▶ **Set task**:
Reproduce the listing below word for word, from its first line to its last, but leave out any pictures.

▶ **Dataset extract**:
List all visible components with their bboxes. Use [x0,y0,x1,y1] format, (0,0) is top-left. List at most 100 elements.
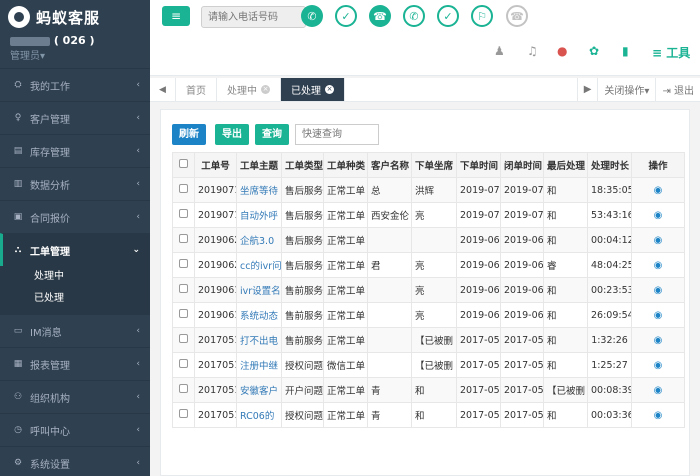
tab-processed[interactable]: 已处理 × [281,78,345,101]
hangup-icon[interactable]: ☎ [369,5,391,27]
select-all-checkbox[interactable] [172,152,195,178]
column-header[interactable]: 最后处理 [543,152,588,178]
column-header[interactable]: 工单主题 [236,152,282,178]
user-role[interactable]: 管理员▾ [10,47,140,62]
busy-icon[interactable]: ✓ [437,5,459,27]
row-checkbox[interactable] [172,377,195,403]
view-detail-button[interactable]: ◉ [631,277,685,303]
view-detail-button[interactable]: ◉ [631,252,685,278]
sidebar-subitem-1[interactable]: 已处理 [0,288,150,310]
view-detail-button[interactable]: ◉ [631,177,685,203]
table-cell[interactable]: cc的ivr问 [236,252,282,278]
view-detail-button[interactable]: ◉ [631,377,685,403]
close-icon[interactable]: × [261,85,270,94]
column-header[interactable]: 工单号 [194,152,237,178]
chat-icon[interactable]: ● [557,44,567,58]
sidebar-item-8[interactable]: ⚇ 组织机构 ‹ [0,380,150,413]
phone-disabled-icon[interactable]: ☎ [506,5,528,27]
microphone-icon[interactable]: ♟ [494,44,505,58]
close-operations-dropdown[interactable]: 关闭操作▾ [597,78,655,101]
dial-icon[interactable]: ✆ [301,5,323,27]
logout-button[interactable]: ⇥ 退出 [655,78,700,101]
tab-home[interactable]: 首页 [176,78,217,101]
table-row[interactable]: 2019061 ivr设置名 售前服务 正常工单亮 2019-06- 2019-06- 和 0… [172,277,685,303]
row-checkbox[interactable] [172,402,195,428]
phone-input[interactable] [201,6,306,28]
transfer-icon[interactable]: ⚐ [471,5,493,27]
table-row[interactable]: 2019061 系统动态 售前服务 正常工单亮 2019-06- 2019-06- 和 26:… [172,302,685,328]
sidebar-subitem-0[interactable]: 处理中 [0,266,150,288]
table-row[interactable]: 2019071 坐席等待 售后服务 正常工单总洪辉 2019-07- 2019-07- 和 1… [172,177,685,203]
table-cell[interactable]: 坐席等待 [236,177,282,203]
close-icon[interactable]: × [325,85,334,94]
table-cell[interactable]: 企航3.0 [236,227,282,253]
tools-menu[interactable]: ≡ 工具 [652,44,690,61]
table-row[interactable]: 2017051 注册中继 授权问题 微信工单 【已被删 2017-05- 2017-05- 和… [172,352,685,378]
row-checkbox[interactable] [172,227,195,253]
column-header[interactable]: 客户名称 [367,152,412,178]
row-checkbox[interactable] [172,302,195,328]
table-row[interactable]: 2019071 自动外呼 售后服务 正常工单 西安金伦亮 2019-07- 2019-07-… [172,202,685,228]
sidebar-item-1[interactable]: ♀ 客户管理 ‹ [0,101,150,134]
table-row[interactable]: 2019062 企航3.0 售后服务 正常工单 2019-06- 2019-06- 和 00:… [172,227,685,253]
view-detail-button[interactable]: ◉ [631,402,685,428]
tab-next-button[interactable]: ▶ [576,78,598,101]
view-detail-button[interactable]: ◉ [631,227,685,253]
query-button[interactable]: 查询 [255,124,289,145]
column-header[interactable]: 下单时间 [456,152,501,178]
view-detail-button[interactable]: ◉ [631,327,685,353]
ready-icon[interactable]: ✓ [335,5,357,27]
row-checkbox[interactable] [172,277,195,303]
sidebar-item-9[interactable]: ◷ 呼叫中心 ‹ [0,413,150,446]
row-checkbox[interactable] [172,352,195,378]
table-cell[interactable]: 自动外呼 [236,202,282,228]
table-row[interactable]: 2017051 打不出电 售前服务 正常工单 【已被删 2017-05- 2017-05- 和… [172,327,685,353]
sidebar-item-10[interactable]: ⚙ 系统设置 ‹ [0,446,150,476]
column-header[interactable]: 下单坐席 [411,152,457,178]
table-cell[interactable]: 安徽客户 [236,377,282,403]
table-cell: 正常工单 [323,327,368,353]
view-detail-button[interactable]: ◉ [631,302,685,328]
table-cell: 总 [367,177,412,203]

▶ **Result**:
List all visible components with their bboxes. Use [x0,y0,x1,y1] format, (0,0) is top-left. List at most 100 elements.
tab-processed[interactable]: 已处理 × [281,78,345,101]
hangup-icon[interactable]: ☎ [369,5,391,27]
select-all-checkbox[interactable] [172,152,195,178]
column-header[interactable]: 最后处理 [543,152,588,178]
column-header[interactable]: 工单主题 [236,152,282,178]
user-role[interactable]: 管理员▾ [10,47,140,62]
busy-icon[interactable]: ✓ [437,5,459,27]
row-checkbox[interactable] [172,377,195,403]
view-detail-button[interactable]: ◉ [631,277,685,303]
view-detail-button[interactable]: ◉ [631,252,685,278]
sidebar-subitem-1[interactable]: 已处理 [0,288,150,310]
view-detail-button[interactable]: ◉ [631,177,685,203]
table-cell[interactable]: cc的ivr问 [236,252,282,278]
view-detail-button[interactable]: ◉ [631,377,685,403]
close-icon[interactable]: × [261,85,270,94]
column-header[interactable]: 工单号 [194,152,237,178]
chat-icon[interactable]: ● [557,44,567,58]
sidebar-item-8[interactable]: ⚇ 组织机构 ‹ [0,380,150,413]
phone-disabled-icon[interactable]: ☎ [506,5,528,27]
microphone-icon[interactable]: ♟ [494,44,505,58]
close-operations-dropdown[interactable]: 关闭操作▾ [597,78,655,101]
dial-icon[interactable]: ✆ [301,5,323,27]
logout-button[interactable]: ⇥ 退出 [655,78,700,101]
tab-home[interactable]: 首页 [176,78,217,101]
table-row[interactable]: 2019061 ivr设置名 售前服务 正常工单亮 2019-06- 2019-06- 和 0… [172,277,685,303]
row-checkbox[interactable] [172,402,195,428]
phone-input[interactable] [201,6,306,28]
transfer-icon[interactable]: ⚐ [471,5,493,27]
table-row[interactable]: 2019061 系统动态 售前服务 正常工单亮 2019-06- 2019-06- 和 26:… [172,302,685,328]
sidebar-subitem-0[interactable]: 处理中 [0,266,150,288]
table-row[interactable]: 2019071 坐席等待 售后服务 正常工单总洪辉 2019-07- 2019-07- 和 1… [172,177,685,203]
table-cell[interactable]: 坐席等待 [236,177,282,203]
close-icon[interactable]: × [325,85,334,94]
table-cell[interactable]: 企航3.0 [236,227,282,253]
tools-menu[interactable]: ≡ 工具 [652,44,690,61]
table-row[interactable]: 2017051 注册中继 授权问题 微信工单 【已被删 2017-05- 2017-05- 和… [172,352,685,378]
row-checkbox[interactable] [172,227,195,253]
column-header[interactable]: 客户名称 [367,152,412,178]
row-checkbox[interactable] [172,302,195,328]
table-row[interactable]: 2019071 自动外呼 售后服务 正常工单 西安金伦亮 2019-07- 2019-07-… [172,202,685,228]
sidebar-item-1[interactable]: ♀ 客户管理 ‹ [0,101,150,134]
table-row[interactable]: 2019062 企航3.0 售后服务 正常工单 2019-06- 2019-06- 和 00:… [172,227,685,253]
view-detail-button[interactable]: ◉ [631,402,685,428]
tab-next-button[interactable]: ▶ [576,78,598,101]
view-detail-button[interactable]: ◉ [631,227,685,253]
query-button[interactable]: 查询 [255,124,289,145]
column-header[interactable]: 下单时间 [456,152,501,178]
view-detail-button[interactable]: ◉ [631,327,685,353]
ready-icon[interactable]: ✓ [335,5,357,27]
row-checkbox[interactable] [172,277,195,303]
sidebar-item-9[interactable]: ◷ 呼叫中心 ‹ [0,413,150,446]
row-checkbox[interactable] [172,352,195,378]
table-cell[interactable]: 自动外呼 [236,202,282,228]
table-row[interactable]: 2017051 打不出电 售前服务 正常工单 【已被删 2017-05- 2017-05- 和… [172,327,685,353]
sidebar-item-10[interactable]: ⚙ 系统设置 ‹ [0,446,150,476]
column-header[interactable]: 下单坐席 [411,152,457,178]
table-cell[interactable]: 安徽客户 [236,377,282,403]
table-cell: 正常工单 [323,327,368,353]
view-detail-button[interactable]: ◉ [631,302,685,328]
table-cell: 总 [367,177,412,203]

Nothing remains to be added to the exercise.